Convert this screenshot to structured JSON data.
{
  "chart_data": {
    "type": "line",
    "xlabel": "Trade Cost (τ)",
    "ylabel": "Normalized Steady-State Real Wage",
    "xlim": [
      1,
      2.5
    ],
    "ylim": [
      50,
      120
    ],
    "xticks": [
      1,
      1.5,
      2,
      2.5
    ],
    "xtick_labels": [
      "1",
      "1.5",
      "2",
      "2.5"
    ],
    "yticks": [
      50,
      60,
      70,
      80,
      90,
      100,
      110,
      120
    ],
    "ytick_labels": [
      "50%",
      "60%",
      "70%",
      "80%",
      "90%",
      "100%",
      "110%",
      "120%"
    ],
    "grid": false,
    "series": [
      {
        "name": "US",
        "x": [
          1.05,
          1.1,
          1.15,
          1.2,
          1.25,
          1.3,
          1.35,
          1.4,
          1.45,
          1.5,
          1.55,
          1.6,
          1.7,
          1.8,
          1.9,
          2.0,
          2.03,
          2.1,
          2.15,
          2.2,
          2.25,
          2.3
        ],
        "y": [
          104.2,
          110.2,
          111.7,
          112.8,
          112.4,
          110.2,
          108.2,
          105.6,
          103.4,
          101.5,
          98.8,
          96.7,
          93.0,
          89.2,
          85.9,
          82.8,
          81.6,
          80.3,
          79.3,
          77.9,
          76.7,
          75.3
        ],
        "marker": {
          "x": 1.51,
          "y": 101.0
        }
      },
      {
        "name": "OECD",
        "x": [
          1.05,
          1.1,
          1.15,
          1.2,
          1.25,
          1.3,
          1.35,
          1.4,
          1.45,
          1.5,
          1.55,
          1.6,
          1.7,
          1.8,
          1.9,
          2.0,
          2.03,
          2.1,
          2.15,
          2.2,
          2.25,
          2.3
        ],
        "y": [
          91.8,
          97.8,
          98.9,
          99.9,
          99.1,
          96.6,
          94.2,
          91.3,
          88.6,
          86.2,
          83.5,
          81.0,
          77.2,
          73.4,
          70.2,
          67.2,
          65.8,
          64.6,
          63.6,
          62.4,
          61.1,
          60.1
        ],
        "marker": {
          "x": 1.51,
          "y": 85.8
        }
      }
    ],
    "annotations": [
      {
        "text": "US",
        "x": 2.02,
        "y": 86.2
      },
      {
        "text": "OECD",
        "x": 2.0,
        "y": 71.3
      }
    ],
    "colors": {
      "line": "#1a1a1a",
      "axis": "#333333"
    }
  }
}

● ● ●

- **Problem details**
Write out every entry again, keeping each line exactly the same.

- **Answer for the task**
Convert this screenshot to structured JSON data.
{
  "chart_data": {
    "type": "line",
    "xlabel": "Trade Cost (τ)",
    "ylabel": "Normalized Steady-State Real Wage",
    "xlim": [
      1,
      2.5
    ],
    "ylim": [
      50,
      120
    ],
    "xticks": [
      1,
      1.5,
      2,
      2.5
    ],
    "xtick_labels": [
      "1",
      "1.5",
      "2",
      "2.5"
    ],
    "yticks": [
      50,
      60,
      70,
      80,
      90,
      100,
      110,
      120
    ],
    "ytick_labels": [
      "50%",
      "60%",
      "70%",
      "80%",
      "90%",
      "100%",
      "110%",
      "120%"
    ],
    "grid": false,
    "series": [
      {
        "name": "US",
        "x": [
          1.05,
          1.1,
          1.15,
          1.2,
          1.25,
          1.3,
          1.35,
          1.4,
          1.45,
          1.5,
          1.55,
          1.6,
          1.7,
          1.8,
          1.9,
          2.0,
          2.03,
          2.1,
          2.15,
          2.2,
          2.25,
          2.3
        ],
        "y": [
          104.2,
          110.2,
          111.7,
          112.8,
          112.4,
          110.2,
          108.2,
          105.6,
          103.4,
          101.5,
          98.8,
          96.7,
          93.0,
          89.2,
          85.9,
          82.8,
          81.6,
          80.3,
          79.3,
          77.9,
          76.7,
          75.3
        ],
        "marker": {
          "x": 1.51,
          "y": 101.0
        }
      },
      {
        "name": "OECD",
        "x": [
          1.05,
          1.1,
          1.15,
          1.2,
          1.25,
          1.3,
          1.35,
          1.4,
          1.45,
          1.5,
          1.55,
          1.6,
          1.7,
          1.8,
          1.9,
          2.0,
          2.03,
          2.1,
          2.15,
          2.2,
          2.25,
          2.3
        ],
        "y": [
          91.8,
          97.8,
          98.9,
          99.9,
          99.1,
          96.6,
          94.2,
          91.3,
          88.6,
          86.2,
          83.5,
          81.0,
          77.2,
          73.4,
          70.2,
          67.2,
          65.8,
          64.6,
          63.6,
          62.4,
          61.1,
          60.1
        ],
        "marker": {
          "x": 1.51,
          "y": 85.8
        }
      }
    ],
    "annotations": [
      {
        "text": "US",
        "x": 2.02,
        "y": 86.2
      },
      {
        "text": "OECD",
        "x": 2.0,
        "y": 71.3
      }
    ],
    "colors": {
      "line": "#1a1a1a",
      "axis": "#333333"
    }
  }
}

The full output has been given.